Could you rewrite everything in the listing from the line containing "Patent image size: (842, 383)." down to the line containing "The fibers 9 is at (228, 258).", swapping "cross sectional view" for "cross-sectional view" and leaving all else as it stands?

(Saved data entries)
════════
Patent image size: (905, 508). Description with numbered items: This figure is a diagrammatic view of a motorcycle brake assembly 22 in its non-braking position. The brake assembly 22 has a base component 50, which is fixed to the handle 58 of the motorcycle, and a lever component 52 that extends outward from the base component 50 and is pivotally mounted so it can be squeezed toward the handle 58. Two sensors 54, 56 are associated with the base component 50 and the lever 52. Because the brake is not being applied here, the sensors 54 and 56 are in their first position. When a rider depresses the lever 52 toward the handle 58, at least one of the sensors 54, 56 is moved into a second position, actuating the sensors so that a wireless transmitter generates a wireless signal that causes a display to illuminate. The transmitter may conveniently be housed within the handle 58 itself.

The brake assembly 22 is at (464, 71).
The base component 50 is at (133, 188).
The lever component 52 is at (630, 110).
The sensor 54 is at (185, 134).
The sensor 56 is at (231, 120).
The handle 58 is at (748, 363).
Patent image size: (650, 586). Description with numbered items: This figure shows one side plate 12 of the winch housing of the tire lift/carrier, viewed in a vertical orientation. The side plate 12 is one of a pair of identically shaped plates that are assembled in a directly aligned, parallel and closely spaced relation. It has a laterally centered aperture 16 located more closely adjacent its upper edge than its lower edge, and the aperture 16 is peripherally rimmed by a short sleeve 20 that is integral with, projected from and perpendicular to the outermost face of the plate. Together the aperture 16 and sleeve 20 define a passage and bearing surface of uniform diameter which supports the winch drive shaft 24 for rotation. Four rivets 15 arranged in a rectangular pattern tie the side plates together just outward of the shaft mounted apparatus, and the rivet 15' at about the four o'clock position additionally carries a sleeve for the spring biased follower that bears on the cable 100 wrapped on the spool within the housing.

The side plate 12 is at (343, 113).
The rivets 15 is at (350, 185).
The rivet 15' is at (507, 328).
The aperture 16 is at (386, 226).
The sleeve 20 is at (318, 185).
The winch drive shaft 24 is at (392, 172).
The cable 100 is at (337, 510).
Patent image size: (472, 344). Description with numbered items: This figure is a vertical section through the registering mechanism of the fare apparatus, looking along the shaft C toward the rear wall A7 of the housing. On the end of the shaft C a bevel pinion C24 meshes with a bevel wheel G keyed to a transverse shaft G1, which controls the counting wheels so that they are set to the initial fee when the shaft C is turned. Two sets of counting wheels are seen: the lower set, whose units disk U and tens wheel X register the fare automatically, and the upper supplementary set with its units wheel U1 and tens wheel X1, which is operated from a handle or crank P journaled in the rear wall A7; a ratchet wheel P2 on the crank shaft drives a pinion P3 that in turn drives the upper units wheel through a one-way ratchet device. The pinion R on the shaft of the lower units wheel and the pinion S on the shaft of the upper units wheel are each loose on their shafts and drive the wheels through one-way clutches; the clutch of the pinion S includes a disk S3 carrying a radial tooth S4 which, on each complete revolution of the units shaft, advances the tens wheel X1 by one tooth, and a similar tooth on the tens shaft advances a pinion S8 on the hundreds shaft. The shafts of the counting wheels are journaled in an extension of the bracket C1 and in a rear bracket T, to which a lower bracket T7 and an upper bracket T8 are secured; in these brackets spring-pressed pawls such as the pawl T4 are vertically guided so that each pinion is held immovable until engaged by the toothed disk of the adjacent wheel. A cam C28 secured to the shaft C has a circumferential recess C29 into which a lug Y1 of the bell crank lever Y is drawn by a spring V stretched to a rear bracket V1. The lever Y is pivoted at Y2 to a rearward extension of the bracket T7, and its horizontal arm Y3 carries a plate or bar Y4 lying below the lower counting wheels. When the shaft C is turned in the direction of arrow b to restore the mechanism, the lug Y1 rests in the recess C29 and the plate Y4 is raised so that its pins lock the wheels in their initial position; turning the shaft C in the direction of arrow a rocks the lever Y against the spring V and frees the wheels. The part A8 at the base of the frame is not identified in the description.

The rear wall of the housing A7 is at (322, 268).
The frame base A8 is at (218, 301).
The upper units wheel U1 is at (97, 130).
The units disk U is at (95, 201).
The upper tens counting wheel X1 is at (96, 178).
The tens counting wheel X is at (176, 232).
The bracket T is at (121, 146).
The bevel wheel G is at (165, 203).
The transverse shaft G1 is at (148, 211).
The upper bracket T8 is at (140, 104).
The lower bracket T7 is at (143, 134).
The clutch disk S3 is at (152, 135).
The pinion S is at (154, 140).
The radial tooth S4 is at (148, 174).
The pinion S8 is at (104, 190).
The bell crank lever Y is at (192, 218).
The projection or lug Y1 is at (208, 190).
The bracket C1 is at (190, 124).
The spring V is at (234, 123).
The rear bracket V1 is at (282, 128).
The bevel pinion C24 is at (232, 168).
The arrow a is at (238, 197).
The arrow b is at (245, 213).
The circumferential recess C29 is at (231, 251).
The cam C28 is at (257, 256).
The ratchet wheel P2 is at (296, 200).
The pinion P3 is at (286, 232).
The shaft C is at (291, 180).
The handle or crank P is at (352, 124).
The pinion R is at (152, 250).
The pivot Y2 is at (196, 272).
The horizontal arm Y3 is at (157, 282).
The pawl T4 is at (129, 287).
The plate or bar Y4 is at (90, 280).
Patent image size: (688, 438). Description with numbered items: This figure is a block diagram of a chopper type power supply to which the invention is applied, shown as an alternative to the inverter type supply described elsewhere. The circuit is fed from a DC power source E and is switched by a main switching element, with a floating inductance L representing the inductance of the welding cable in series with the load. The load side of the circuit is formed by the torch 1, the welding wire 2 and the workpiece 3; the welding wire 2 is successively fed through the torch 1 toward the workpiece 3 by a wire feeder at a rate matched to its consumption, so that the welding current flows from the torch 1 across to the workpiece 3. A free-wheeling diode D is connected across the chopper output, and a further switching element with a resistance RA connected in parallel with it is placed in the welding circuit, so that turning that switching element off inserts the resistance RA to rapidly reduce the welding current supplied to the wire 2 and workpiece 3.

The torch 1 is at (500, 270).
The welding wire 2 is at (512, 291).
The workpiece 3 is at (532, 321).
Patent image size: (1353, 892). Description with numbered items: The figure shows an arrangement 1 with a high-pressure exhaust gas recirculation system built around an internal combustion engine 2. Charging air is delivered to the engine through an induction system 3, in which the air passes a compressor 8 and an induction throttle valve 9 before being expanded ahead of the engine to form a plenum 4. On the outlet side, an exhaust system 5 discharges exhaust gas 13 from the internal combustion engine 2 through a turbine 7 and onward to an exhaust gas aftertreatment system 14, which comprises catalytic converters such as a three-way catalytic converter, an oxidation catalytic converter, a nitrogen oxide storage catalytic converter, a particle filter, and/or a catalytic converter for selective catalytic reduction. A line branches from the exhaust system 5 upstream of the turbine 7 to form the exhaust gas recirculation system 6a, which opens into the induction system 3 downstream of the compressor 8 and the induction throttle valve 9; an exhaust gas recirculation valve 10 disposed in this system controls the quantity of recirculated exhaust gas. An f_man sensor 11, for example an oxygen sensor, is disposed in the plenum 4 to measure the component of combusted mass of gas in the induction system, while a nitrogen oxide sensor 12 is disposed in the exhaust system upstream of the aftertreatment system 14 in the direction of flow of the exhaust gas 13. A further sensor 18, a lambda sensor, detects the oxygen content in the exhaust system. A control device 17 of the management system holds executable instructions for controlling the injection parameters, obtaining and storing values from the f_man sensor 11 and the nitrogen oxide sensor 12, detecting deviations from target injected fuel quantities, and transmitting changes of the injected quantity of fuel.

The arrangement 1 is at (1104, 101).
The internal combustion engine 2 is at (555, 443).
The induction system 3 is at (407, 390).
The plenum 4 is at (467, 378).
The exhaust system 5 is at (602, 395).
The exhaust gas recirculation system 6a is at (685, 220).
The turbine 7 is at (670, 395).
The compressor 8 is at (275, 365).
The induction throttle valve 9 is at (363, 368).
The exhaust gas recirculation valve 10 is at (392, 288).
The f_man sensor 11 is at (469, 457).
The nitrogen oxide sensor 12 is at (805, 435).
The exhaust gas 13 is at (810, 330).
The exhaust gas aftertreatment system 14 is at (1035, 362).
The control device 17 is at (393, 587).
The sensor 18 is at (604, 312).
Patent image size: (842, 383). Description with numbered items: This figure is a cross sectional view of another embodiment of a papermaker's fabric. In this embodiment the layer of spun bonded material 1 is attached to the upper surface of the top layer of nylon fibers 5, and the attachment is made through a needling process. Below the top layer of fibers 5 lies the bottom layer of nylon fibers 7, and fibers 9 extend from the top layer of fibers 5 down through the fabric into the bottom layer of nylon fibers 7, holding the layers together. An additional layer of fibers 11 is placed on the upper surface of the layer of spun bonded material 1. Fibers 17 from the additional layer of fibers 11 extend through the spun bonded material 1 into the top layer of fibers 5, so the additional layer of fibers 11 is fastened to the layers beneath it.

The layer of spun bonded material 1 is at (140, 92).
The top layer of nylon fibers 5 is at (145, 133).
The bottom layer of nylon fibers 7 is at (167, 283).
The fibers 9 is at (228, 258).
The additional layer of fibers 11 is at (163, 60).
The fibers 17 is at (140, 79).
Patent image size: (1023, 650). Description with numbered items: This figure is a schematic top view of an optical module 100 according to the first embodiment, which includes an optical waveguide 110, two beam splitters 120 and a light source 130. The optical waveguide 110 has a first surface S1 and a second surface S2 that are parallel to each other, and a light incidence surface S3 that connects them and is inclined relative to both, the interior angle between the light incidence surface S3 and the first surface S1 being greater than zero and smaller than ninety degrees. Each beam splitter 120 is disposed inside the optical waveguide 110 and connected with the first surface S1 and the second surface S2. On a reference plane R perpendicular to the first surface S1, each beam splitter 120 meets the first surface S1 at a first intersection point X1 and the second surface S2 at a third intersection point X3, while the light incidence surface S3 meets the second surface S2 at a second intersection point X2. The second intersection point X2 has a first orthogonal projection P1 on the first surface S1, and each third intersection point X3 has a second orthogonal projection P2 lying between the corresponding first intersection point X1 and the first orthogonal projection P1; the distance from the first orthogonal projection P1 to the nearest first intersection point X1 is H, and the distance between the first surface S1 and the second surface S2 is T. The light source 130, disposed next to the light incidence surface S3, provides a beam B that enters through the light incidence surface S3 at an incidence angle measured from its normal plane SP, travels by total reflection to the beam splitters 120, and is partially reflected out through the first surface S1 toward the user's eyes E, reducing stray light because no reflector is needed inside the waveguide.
════════
◆ RESULT BELOW ◆
Patent image size: (842, 383). Description with numbered items: This figure is a cross-sectional view of another embodiment of a papermaker's fabric. In this embodiment the layer of spun bonded material 1 is attached to the upper surface of the top layer of nylon fibers 5, and the attachment is made through a needling process. Below the top layer of fibers 5 lies the bottom layer of nylon fibers 7, and fibers 9 extend from the top layer of fibers 5 down through the fabric into the bottom layer of nylon fibers 7, holding the layers together. An additional layer of fibers 11 is placed on the upper surface of the layer of spun bonded material 1. Fibers 17 from the additional layer of fibers 11 extend through the spun bonded material 1 into the top layer of fibers 5, so the additional layer of fibers 11 is fastened to the layers beneath it.

The layer of spun bonded material 1 is at (140, 92).
The top layer of nylon fibers 5 is at (145, 133).
The bottom layer of nylon fibers 7 is at (167, 283).
The fibers 9 is at (228, 258).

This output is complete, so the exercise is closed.